**DIRECTIONS FOR THIS TASK:** Each line containing the word "dell" needs to be copied.

** Start of DATA FOR THIS TASK **

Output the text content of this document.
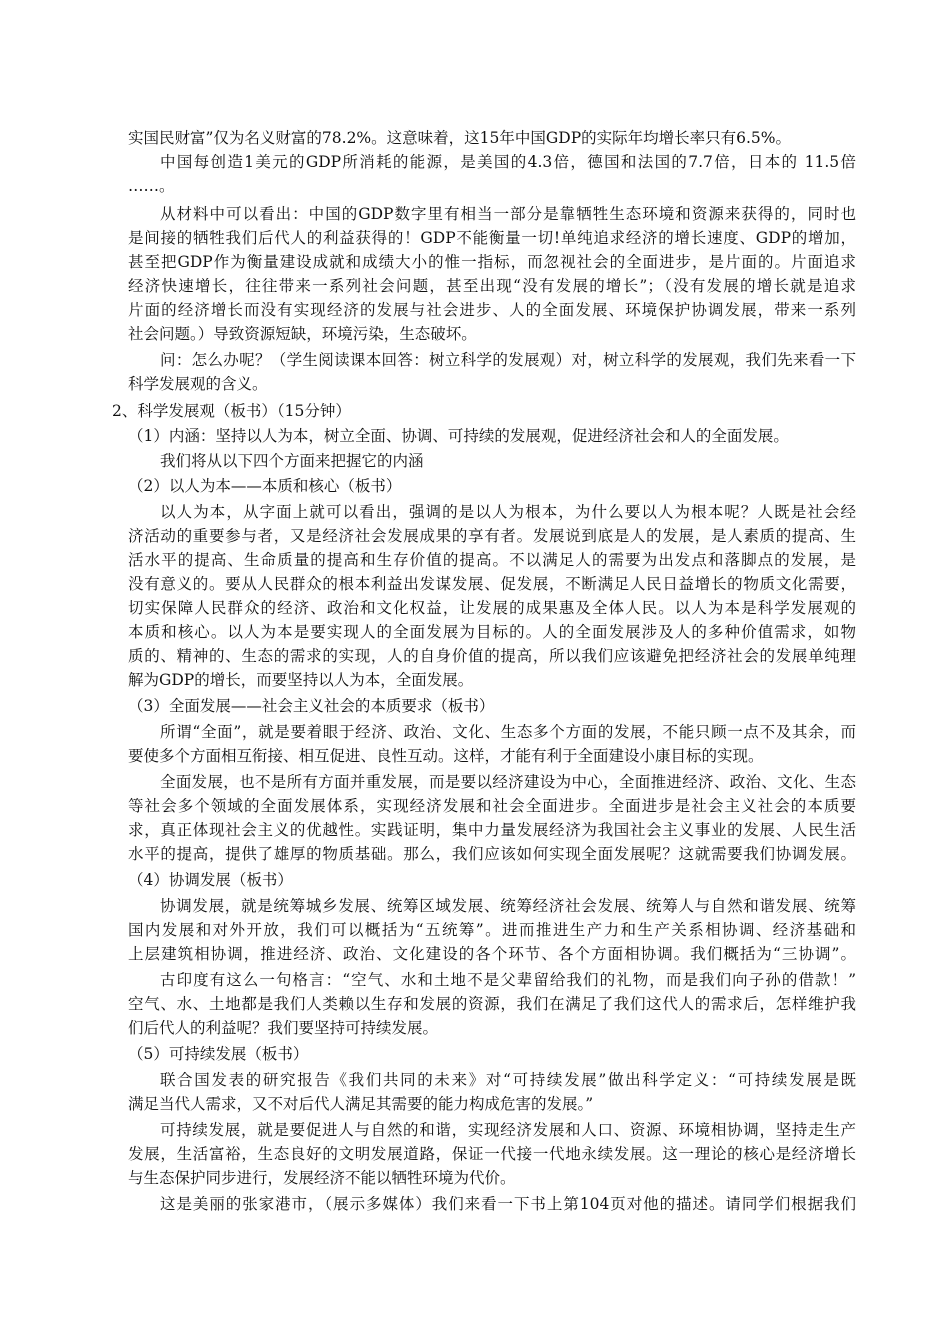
实国民财富”仅为名义财富的78.2%。这意味着，这15年中国GDP的实际年均增长率只有6.5%。
中国每创造1美元的GDP所消耗的能源，是美国的4.3倍，德国和法国的7.7倍，日本的 11.5倍
……。
从材料中可以看出：中国的GDP数字里有相当一部分是靠牺牲生态环境和资源来获得的，同时也
是间接的牺牲我们后代人的利益获得的！GDP不能衡量一切!单纯追求经济的增长速度、GDP的增加，
甚至把GDP作为衡量建设成就和成绩大小的惟一指标，而忽视社会的全面进步，是片面的。片面追求
经济快速增长，往往带来一系列社会问题，甚至出现“没有发展的增长”；（没有发展的增长就是追求
片面的经济增长而没有实现经济的发展与社会进步、人的全面发展、环境保护协调发展，带来一系列
社会问题。）导致资源短缺，环境污染，生态破坏。
问：怎么办呢？（学生阅读课本回答：树立科学的发展观）对，树立科学的发展观，我们先来看一下
科学发展观的含义。
2、科学发展观（板书）（15分钟）
（1）内涵：坚持以人为本，树立全面、协调、可持续的发展观，促进经济社会和人的全面发展。
我们将从以下四个方面来把握它的内涵
（2）以人为本——本质和核心（板书）
以人为本，从字面上就可以看出，强调的是以人为根本，为什么要以人为根本呢？人既是社会经
济活动的重要参与者，又是经济社会发展成果的享有者。发展说到底是人的发展，是人素质的提高、生
活水平的提高、生命质量的提高和生存价值的提高。不以满足人的需要为出发点和落脚点的发展，是
没有意义的。要从人民群众的根本利益出发谋发展、促发展，不断满足人民日益增长的物质文化需要，
切实保障人民群众的经济、政治和文化权益，让发展的成果惠及全体人民。以人为本是科学发展观的
本质和核心。以人为本是要实现人的全面发展为目标的。人的全面发展涉及人的多种价值需求，如物
质的、精神的、生态的需求的实现，人的自身价值的提高，所以我们应该避免把经济社会的发展单纯理
解为GDP的增长，而要坚持以人为本，全面发展。
（3）全面发展——社会主义社会的本质要求（板书）
所谓“全面”，就是要着眼于经济、政治、文化、生态多个方面的发展，不能只顾一点不及其余，而
要使多个方面相互衔接、相互促进、良性互动。这样，才能有利于全面建设小康目标的实现。
全面发展，也不是所有方面并重发展，而是要以经济建设为中心，全面推进经济、政治、文化、生态
等社会多个领域的全面发展体系，实现经济发展和社会全面进步。全面进步是社会主义社会的本质要
求，真正体现社会主义的优越性。实践证明，集中力量发展经济为我国社会主义事业的发展、人民生活
水平的提高，提供了雄厚的物质基础。那么，我们应该如何实现全面发展呢？这就需要我们协调发展。
（4）协调发展（板书）
协调发展，就是统筹城乡发展、统筹区域发展、统筹经济社会发展、统筹人与自然和谐发展、统筹
国内发展和对外开放，我们可以概括为“五统筹”。进而推进生产力和生产关系相协调、经济基础和
上层建筑相协调，推进经济、政治、文化建设的各个环节、各个方面相协调。我们概括为“三协调”。
古印度有这么一句格言：“空气、水和土地不是父辈留给我们的礼物，而是我们向子孙的借款！”
空气、水、土地都是我们人类赖以生存和发展的资源，我们在满足了我们这代人的需求后，怎样维护我
们后代人的利益呢？我们要坚持可持续发展。
（5）可持续发展（板书）
联合国发表的研究报告《我们共同的未来》对“可持续发展”做出科学定义：“可持续发展是既
满足当代人需求，又不对后代人满足其需要的能力构成危害的发展。”
可持续发展，就是要促进人与自然的和谐，实现经济发展和人口、资源、环境相协调，坚持走生产
发展，生活富裕，生态良好的文明发展道路，保证一代接一代地永续发展。这一理论的核心是经济增长
与生态保护同步进行，发展经济不能以牺牲环境为代价。
这是美丽的张家港市，（展示多媒体）我们来看一下书上第104页对他的描述。请同学们根据我们
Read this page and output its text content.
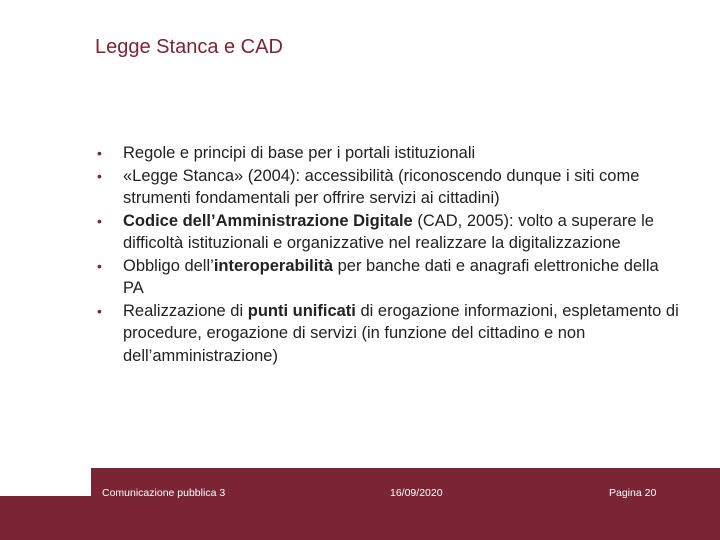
Legge Stanca e CAD
• Regole e principi di base per i portali istituzionali
• «Legge Stanca» (2004): accessibilità (riconoscendo dunque i siti come strumenti fondamentali per offrire servizi ai cittadini)
• Codice dell’Amministrazione Digitale (CAD, 2005): volto a superare le difficoltà istituzionali e organizzative nel realizzare la digitalizzazione
• Obbligo dell’interoperabilità per banche dati e anagrafi elettroniche della PA
• Realizzazione di punti unificati di erogazione informazioni, espletamento di procedure, erogazione di servizi (in funzione del cittadino e non dell’amministrazione)
Comunicazione pubblica 3	16/09/2020	Pagina 20
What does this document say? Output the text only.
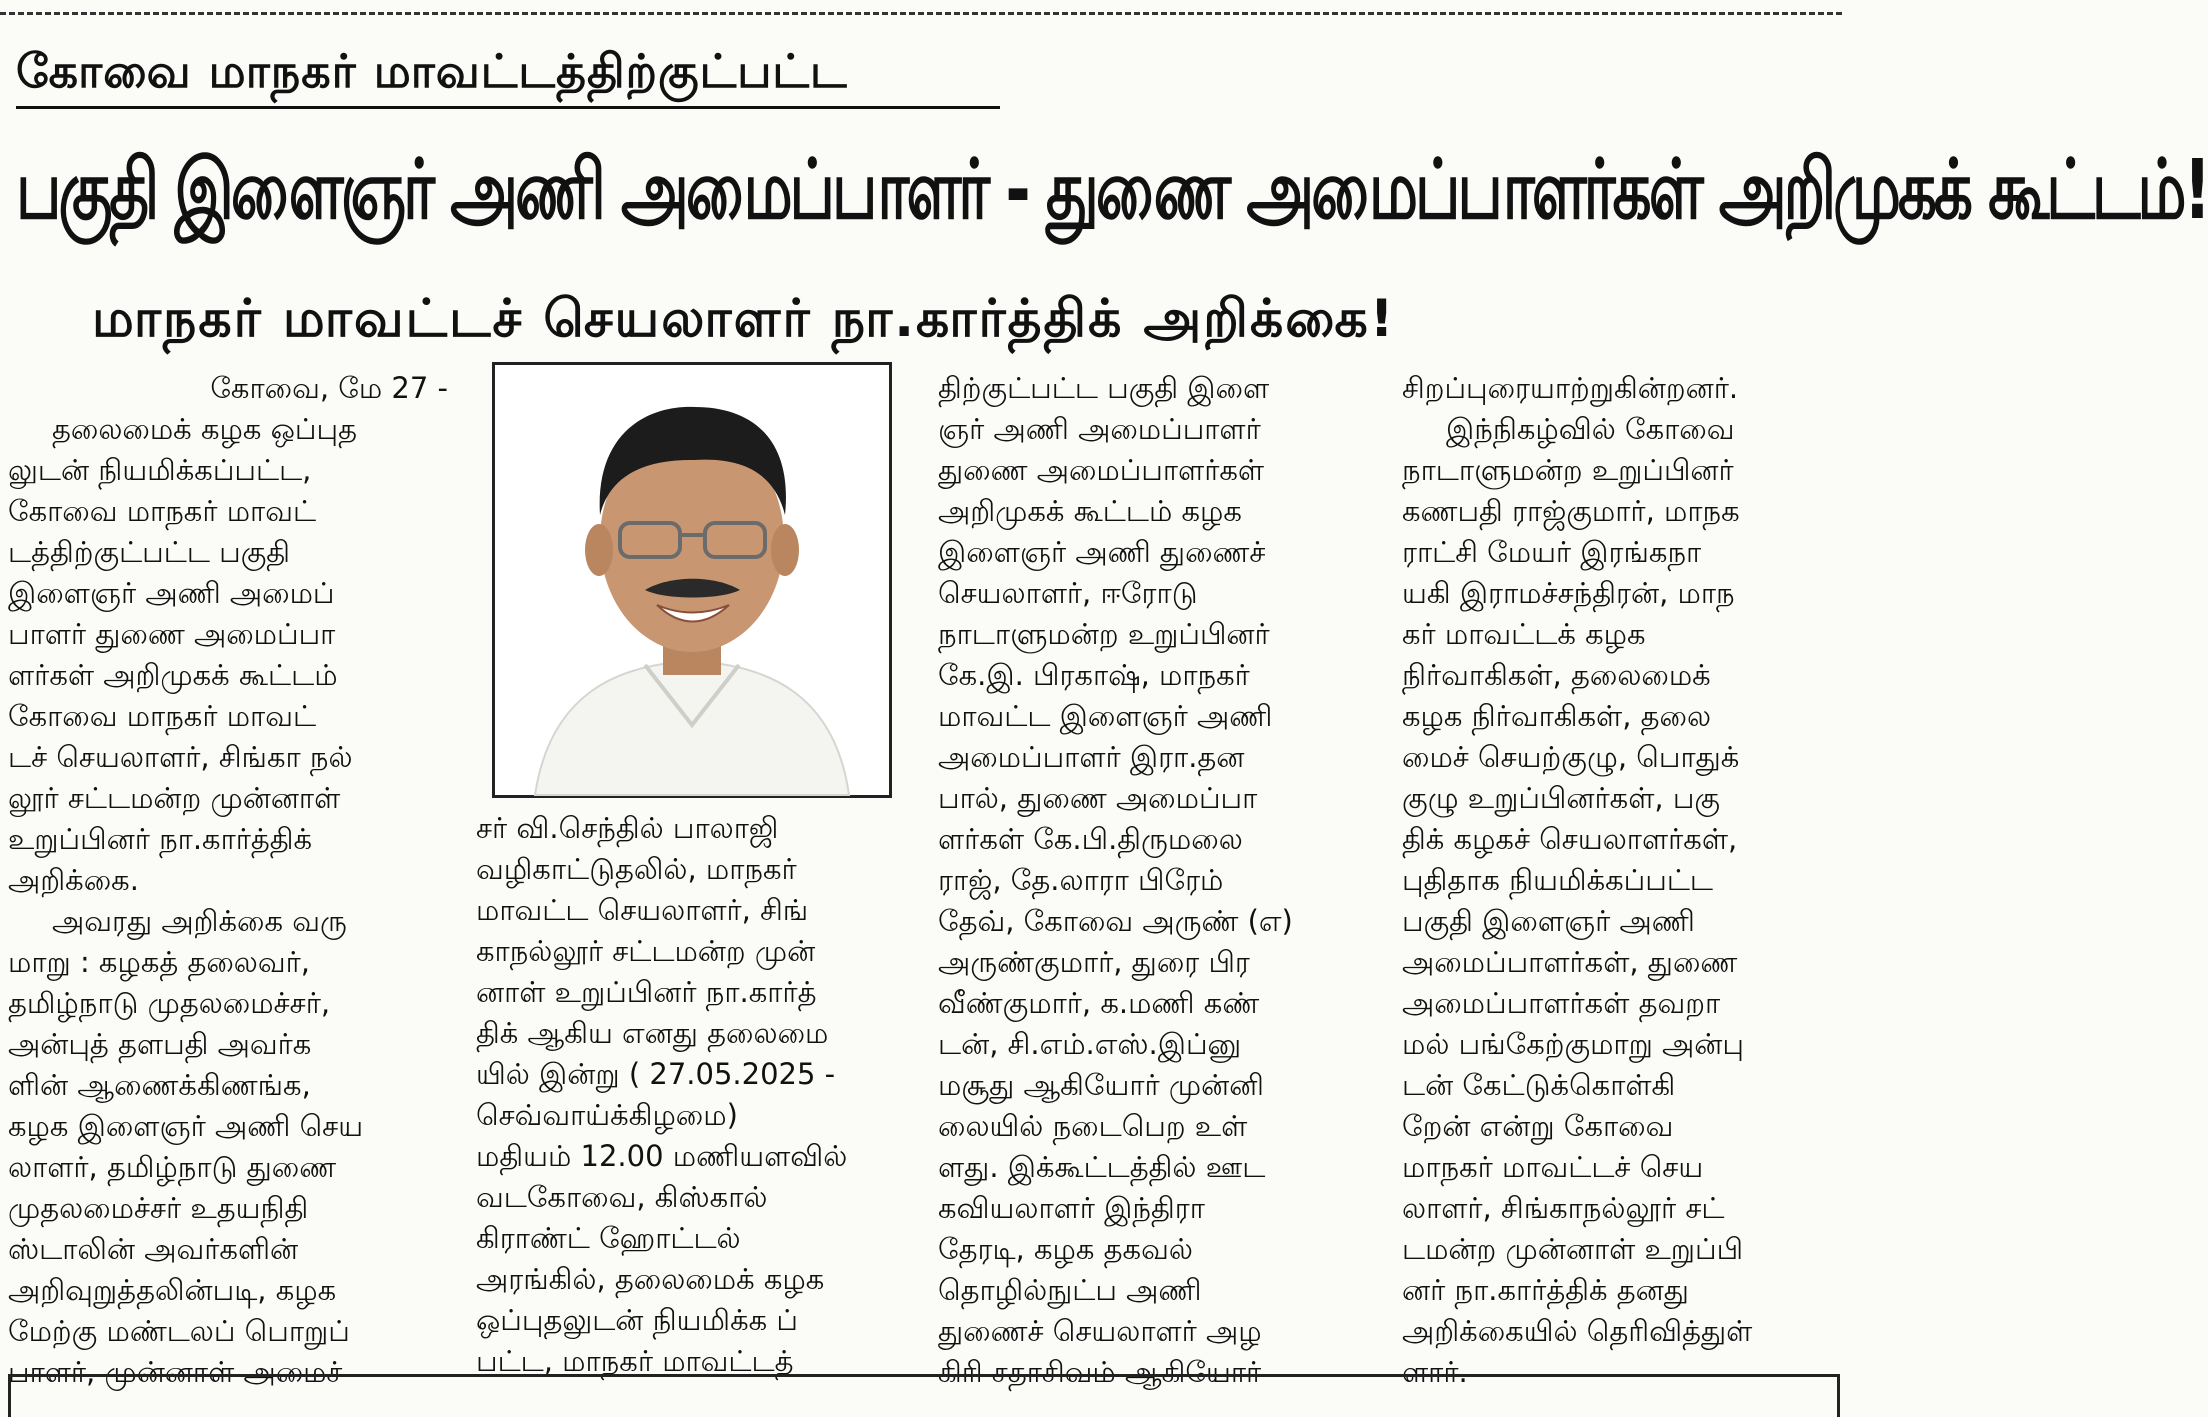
கோவை மாநகர் மாவட்டத்திற்குட்பட்ட
பகுதி இளைஞர் அணி அமைப்பாளர் - துணை அமைப்பாளர்கள் அறிமுகக் கூட்டம்!
மாநகர் மாவட்டச் செயலாளர் நா.கார்த்திக் அறிக்கை!

கோவை, மே 27 -

தலைமைக் கழக ஒப்புத

லுடன் நியமிக்கப்பட்ட,

கோவை மாநகர் மாவட்

டத்திற்குட்பட்ட பகுதி

இளைஞர் அணி அமைப்

பாளர் துணை அமைப்பா

ளர்கள் அறிமுகக் கூட்டம்

கோவை மாநகர் மாவட்

டச் செயலாளர், சிங்கா நல்

லூர் சட்டமன்ற முன்னாள்

உறுப்பினர் நா.கார்த்திக்

அறிக்கை.

அவரது அறிக்கை வரு

மாறு : கழகத் தலைவர்,

தமிழ்நாடு முதலமைச்சர்,

அன்புத் தளபதி அவர்க

ளின் ஆணைக்கிணங்க,

கழக இளைஞர் அணி செய

லாளர், தமிழ்நாடு துணை

முதலமைச்சர் உதயநிதி

ஸ்டாலின் அவர்களின்

அறிவுறுத்தலின்படி, கழக

மேற்கு மண்டலப் பொறுப்

பாளர், முன்னாள் அமைச்

சர் வி.செந்தில் பாலாஜி

வழிகாட்டுதலில், மாநகர்

மாவட்ட செயலாளர், சிங்

காநல்லூர் சட்டமன்ற முன்

னாள் உறுப்பினர் நா.கார்த்

திக் ஆகிய எனது தலைமை

யில் இன்று ( 27.05.2025 -

செவ்வாய்க்கிழமை)

மதியம் 12.00 மணியளவில்

வடகோவை, கிஸ்கால்

கிராண்ட் ஹோட்டல்

அரங்கில், தலைமைக் கழக

ஒப்புதலுடன் நியமிக்க ப்

பட்ட, மாநகர் மாவட்டத்

திற்குட்பட்ட பகுதி இளை

ஞர் அணி அமைப்பாளர்

துணை அமைப்பாளர்கள்

அறிமுகக் கூட்டம் கழக

இளைஞர் அணி துணைச்

செயலாளர், ஈரோடு

நாடாளுமன்ற உறுப்பினர்

கே.இ. பிரகாஷ், மாநகர்

மாவட்ட இளைஞர் அணி

அமைப்பாளர் இரா.தன

பால், துணை அமைப்பா

ளர்கள் கே.பி.திருமலை

ராஜ், தே.லாரா பிரேம்

தேவ், கோவை அருண் (எ)

அருண்குமார், துரை பிர

வீண்குமார், க.மணி கண்

டன், சி.எம்.எஸ்.இப்னு

மசூது ஆகியோர் முன்னி

லையில் நடைபெற உள்

ளது. இக்கூட்டத்தில் ஊட

கவியலாளர் இந்திரா

தேரடி, கழக தகவல்

தொழில்நுட்ப அணி

துணைச் செயலாளர் அழ

கிரி சதாசிவம் ஆகியோர்

சிறப்புரையாற்றுகின்றனர்.

இந்நிகழ்வில் கோவை

நாடாளுமன்ற உறுப்பினர்

கணபதி ராஜ்குமார், மாநக

ராட்சி மேயர் இரங்கநா

யகி இராமச்சந்திரன், மாந

கர் மாவட்டக் கழக

நிர்வாகிகள், தலைமைக்

கழக நிர்வாகிகள், தலை

மைச் செயற்குழு, பொதுக்

குழு உறுப்பினர்கள், பகு

திக் கழகச் செயலாளர்கள்,

புதிதாக நியமிக்கப்பட்ட

பகுதி இளைஞர் அணி

அமைப்பாளர்கள், துணை

அமைப்பாளர்கள் தவறா

மல் பங்கேற்குமாறு அன்பு

டன் கேட்டுக்கொள்கி

றேன் என்று கோவை

மாநகர் மாவட்டச் செய

லாளர், சிங்காநல்லூர் சட்

டமன்ற முன்னாள் உறுப்பி

னர் நா.கார்த்திக் தனது

அறிக்கையில் தெரிவித்துள்

ளார்.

** End of DATA FOR THIS TASK **

**RESPONSE:**
• Codice dell’Amministrazione Digitale (CAD, 2005): volto a superare le difficoltà istituzionali e organizzative nel realizzare la digitalizzazione
• Obbligo dell’interoperabilità per banche dati e anagrafi elettroniche della PA
• Realizzazione di punti unificati di erogazione informazioni, espletamento di procedure, erogazione di servizi (in funzione del cittadino e non dell’amministrazione)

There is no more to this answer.